(Data entries)
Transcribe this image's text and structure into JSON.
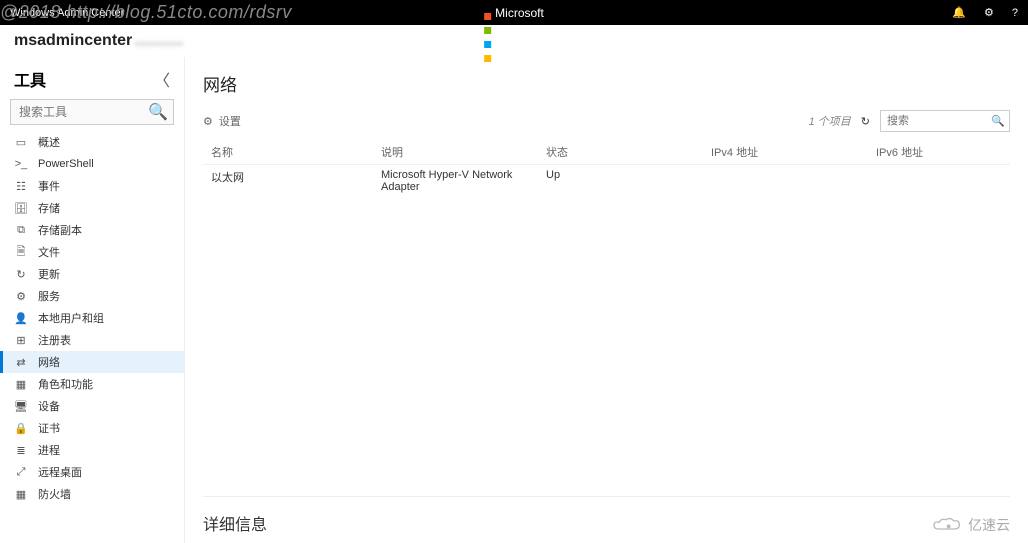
{
  "watermark_top": "@2018 http://blog.51cto.com/rdsrv",
  "watermark_bottom": "亿速云",
  "topbar": {
    "left_text": "Windows Admin Center",
    "brand": "Microsoft"
  },
  "header": {
    "hostname": "msadmincenter",
    "blurred": "..........."
  },
  "sidebar": {
    "title": "工具",
    "search_placeholder": "搜索工具",
    "items": [
      {
        "icon": "▭",
        "label": "概述"
      },
      {
        "icon": ">_",
        "label": "PowerShell"
      },
      {
        "icon": "☷",
        "label": "事件"
      },
      {
        "icon": "🗄",
        "label": "存储"
      },
      {
        "icon": "⧉",
        "label": "存储副本"
      },
      {
        "icon": "🗎",
        "label": "文件"
      },
      {
        "icon": "↻",
        "label": "更新"
      },
      {
        "icon": "⚙",
        "label": "服务"
      },
      {
        "icon": "👤",
        "label": "本地用户和组"
      },
      {
        "icon": "⊞",
        "label": "注册表"
      },
      {
        "icon": "⇄",
        "label": "网络",
        "active": true
      },
      {
        "icon": "▦",
        "label": "角色和功能"
      },
      {
        "icon": "🖥",
        "label": "设备"
      },
      {
        "icon": "🔒",
        "label": "证书"
      },
      {
        "icon": "≣",
        "label": "进程"
      },
      {
        "icon": "⤢",
        "label": "远程桌面"
      },
      {
        "icon": "▦",
        "label": "防火墙"
      }
    ]
  },
  "main": {
    "title": "网络",
    "settings_label": "设置",
    "item_count": "1 个项目",
    "search_placeholder": "搜索",
    "columns": {
      "name": "名称",
      "desc": "说明",
      "status": "状态",
      "ipv4": "IPv4 地址",
      "ipv6": "IPv6 地址"
    },
    "rows": [
      {
        "name": "以太网",
        "desc": "Microsoft Hyper-V Network Adapter",
        "status": "Up",
        "ipv4_hidden": true
      }
    ],
    "details_title": "详细信息"
  }
}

* [REQUIREMENT]
Reproduce all entries exactly. Pictures do not belong in the copy.

* [THE REPLY]
Transcribe this image's text and structure into JSON.
{
  "watermark_top": "@2018 http://blog.51cto.com/rdsrv",
  "watermark_bottom": "亿速云",
  "topbar": {
    "left_text": "Windows Admin Center",
    "brand": "Microsoft"
  },
  "header": {
    "hostname": "msadmincenter",
    "blurred": "..........."
  },
  "sidebar": {
    "title": "工具",
    "search_placeholder": "搜索工具",
    "items": [
      {
        "icon": "▭",
        "label": "概述"
      },
      {
        "icon": ">_",
        "label": "PowerShell"
      },
      {
        "icon": "☷",
        "label": "事件"
      },
      {
        "icon": "🗄",
        "label": "存储"
      },
      {
        "icon": "⧉",
        "label": "存储副本"
      },
      {
        "icon": "🗎",
        "label": "文件"
      },
      {
        "icon": "↻",
        "label": "更新"
      },
      {
        "icon": "⚙",
        "label": "服务"
      },
      {
        "icon": "👤",
        "label": "本地用户和组"
      },
      {
        "icon": "⊞",
        "label": "注册表"
      },
      {
        "icon": "⇄",
        "label": "网络",
        "active": true
      },
      {
        "icon": "▦",
        "label": "角色和功能"
      },
      {
        "icon": "🖥",
        "label": "设备"
      },
      {
        "icon": "🔒",
        "label": "证书"
      },
      {
        "icon": "≣",
        "label": "进程"
      },
      {
        "icon": "⤢",
        "label": "远程桌面"
      },
      {
        "icon": "▦",
        "label": "防火墙"
      }
    ]
  },
  "main": {
    "title": "网络",
    "settings_label": "设置",
    "item_count": "1 个项目",
    "search_placeholder": "搜索",
    "columns": {
      "name": "名称",
      "desc": "说明",
      "status": "状态",
      "ipv4": "IPv4 地址",
      "ipv6": "IPv6 地址"
    },
    "rows": [
      {
        "name": "以太网",
        "desc": "Microsoft Hyper-V Network Adapter",
        "status": "Up",
        "ipv4_hidden": true
      }
    ],
    "details_title": "详细信息"
  }
}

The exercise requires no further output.